*What is asked:* In the entries that follow, how many lines contain "nepravých"? Answer with the number only.

Records from a dataset
— BEGIN —

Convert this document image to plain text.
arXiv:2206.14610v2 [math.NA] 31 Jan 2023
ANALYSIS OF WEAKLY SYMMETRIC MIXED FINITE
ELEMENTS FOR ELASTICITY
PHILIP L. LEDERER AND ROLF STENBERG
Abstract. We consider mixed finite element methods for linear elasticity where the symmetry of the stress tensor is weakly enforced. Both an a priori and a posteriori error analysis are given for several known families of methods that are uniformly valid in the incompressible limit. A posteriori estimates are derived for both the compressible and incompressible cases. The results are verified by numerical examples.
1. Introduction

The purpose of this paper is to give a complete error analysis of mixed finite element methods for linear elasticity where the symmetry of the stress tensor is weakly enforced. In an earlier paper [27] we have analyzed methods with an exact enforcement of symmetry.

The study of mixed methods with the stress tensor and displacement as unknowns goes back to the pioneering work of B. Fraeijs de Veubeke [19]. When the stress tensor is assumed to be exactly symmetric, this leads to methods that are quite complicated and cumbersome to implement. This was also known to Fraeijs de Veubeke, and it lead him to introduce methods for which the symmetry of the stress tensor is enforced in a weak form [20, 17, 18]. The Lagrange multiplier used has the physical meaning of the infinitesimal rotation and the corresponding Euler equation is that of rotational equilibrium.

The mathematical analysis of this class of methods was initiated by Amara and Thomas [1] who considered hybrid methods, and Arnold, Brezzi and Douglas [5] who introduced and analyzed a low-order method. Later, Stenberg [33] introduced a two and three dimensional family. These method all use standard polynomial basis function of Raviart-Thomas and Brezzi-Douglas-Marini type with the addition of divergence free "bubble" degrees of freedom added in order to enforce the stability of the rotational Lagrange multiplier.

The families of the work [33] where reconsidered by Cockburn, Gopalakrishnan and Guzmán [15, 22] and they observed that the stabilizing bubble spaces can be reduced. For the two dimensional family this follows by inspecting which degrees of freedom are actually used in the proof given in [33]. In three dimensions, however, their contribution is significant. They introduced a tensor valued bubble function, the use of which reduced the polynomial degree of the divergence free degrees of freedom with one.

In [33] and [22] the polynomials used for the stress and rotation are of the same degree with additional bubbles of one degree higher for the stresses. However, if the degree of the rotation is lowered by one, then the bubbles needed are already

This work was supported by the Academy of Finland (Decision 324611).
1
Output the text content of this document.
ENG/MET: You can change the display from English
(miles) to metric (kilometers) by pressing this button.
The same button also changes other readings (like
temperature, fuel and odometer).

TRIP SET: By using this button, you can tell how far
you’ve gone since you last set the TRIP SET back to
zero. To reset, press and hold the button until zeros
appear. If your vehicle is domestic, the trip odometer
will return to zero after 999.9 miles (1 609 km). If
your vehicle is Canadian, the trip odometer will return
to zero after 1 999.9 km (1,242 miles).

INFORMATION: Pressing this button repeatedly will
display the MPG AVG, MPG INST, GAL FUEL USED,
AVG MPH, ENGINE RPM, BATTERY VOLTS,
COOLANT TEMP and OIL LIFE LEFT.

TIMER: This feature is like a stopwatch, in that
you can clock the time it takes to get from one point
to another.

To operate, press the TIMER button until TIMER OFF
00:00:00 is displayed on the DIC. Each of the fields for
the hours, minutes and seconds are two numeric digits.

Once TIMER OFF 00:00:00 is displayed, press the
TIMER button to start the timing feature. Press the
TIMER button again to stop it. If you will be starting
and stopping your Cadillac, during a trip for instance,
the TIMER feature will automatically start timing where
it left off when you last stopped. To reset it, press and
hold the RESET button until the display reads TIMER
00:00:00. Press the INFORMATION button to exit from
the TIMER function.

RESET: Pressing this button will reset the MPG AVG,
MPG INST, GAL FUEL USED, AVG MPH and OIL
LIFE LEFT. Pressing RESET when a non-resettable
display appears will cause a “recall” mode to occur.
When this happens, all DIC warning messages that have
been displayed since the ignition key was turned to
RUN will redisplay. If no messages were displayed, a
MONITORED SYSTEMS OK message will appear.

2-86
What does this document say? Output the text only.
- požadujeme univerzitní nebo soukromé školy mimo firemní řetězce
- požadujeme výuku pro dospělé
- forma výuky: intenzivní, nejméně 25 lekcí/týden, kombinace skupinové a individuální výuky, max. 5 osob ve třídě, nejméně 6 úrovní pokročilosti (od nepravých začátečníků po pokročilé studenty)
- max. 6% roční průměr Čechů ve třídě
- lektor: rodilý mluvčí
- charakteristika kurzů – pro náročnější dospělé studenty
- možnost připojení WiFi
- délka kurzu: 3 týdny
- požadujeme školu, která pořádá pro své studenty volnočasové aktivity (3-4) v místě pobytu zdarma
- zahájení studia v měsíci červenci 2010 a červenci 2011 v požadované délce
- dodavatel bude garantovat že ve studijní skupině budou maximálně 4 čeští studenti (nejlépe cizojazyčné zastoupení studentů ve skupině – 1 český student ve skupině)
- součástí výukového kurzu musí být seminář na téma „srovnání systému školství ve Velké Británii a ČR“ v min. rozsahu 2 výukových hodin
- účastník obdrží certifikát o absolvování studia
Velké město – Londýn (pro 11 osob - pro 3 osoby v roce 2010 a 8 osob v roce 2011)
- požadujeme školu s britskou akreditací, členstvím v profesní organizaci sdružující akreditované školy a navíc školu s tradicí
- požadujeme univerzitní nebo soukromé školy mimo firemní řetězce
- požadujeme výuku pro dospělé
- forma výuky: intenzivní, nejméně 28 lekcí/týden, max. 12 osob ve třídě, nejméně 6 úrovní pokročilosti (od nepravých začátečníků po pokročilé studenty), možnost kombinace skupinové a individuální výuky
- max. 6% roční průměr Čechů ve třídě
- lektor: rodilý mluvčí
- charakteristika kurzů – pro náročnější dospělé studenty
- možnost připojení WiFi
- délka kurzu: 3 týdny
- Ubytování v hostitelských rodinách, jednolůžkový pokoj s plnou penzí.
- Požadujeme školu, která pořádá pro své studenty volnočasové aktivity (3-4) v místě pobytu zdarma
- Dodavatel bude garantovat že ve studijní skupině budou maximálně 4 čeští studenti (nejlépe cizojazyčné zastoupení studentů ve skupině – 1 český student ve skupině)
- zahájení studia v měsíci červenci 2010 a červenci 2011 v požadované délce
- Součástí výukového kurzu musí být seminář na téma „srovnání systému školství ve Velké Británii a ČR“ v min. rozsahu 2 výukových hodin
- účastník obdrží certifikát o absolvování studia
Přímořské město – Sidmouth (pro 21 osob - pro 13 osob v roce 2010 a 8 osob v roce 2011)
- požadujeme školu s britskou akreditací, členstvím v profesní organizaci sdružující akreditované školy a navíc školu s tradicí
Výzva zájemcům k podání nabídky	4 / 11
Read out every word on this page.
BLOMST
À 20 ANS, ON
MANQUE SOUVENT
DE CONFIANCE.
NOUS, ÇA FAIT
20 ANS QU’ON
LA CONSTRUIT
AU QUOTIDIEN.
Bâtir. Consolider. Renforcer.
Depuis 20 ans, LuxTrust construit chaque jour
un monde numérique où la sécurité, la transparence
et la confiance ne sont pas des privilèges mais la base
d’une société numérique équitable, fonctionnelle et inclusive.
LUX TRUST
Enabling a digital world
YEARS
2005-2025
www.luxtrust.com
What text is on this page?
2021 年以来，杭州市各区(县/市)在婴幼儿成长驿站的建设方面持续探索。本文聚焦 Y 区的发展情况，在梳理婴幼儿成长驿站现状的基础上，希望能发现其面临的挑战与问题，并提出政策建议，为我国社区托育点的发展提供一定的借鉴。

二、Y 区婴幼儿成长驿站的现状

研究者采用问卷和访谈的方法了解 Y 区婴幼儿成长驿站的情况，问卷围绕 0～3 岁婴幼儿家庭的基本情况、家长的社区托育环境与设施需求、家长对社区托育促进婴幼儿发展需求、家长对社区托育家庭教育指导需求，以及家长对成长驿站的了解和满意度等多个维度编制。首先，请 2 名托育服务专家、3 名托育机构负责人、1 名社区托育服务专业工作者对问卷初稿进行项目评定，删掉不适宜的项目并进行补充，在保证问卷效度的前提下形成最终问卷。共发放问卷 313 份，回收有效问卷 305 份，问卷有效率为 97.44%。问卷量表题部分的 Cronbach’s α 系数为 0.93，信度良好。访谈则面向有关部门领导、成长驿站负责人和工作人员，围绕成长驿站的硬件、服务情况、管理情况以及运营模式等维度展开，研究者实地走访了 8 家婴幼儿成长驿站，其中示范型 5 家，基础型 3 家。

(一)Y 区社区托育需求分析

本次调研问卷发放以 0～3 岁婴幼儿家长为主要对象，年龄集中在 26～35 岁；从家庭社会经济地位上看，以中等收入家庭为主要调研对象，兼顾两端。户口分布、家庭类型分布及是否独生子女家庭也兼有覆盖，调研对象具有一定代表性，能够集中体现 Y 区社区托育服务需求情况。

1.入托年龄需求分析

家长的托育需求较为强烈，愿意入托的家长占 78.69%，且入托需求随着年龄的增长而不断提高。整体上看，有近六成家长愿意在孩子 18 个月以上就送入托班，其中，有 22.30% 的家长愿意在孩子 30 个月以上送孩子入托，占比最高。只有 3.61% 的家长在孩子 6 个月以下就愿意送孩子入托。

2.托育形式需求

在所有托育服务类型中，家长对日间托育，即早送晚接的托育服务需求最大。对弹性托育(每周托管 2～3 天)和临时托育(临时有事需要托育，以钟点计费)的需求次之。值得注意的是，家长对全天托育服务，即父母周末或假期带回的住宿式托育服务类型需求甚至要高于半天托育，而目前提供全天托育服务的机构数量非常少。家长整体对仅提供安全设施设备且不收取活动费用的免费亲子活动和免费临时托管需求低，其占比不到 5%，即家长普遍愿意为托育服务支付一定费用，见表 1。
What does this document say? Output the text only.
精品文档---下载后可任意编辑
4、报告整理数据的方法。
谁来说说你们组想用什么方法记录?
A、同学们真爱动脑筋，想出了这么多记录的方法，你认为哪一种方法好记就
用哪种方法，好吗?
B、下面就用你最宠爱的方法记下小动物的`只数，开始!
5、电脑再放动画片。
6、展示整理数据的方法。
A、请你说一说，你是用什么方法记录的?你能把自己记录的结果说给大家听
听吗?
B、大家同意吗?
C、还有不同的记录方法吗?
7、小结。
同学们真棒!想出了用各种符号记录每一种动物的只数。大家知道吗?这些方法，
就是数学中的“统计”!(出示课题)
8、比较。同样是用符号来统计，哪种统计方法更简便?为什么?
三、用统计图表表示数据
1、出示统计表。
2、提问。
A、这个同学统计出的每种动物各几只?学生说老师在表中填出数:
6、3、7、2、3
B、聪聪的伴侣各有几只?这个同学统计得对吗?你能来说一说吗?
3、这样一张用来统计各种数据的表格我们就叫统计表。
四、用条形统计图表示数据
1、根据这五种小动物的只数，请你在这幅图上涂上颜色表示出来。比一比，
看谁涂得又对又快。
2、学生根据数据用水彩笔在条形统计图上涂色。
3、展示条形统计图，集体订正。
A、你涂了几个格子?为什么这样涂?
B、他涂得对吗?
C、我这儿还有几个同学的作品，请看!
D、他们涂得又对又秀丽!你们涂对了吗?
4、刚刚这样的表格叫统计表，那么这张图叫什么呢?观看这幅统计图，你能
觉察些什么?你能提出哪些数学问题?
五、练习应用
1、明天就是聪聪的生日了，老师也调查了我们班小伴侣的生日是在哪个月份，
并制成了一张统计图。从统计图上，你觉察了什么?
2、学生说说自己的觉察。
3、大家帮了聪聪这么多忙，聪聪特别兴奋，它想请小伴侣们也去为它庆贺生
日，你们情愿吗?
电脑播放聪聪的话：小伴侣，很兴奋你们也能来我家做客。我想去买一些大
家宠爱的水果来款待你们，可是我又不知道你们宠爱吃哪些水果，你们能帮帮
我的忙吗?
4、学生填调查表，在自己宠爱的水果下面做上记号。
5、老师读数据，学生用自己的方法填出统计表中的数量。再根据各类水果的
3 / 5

— END —

*The answer:* 2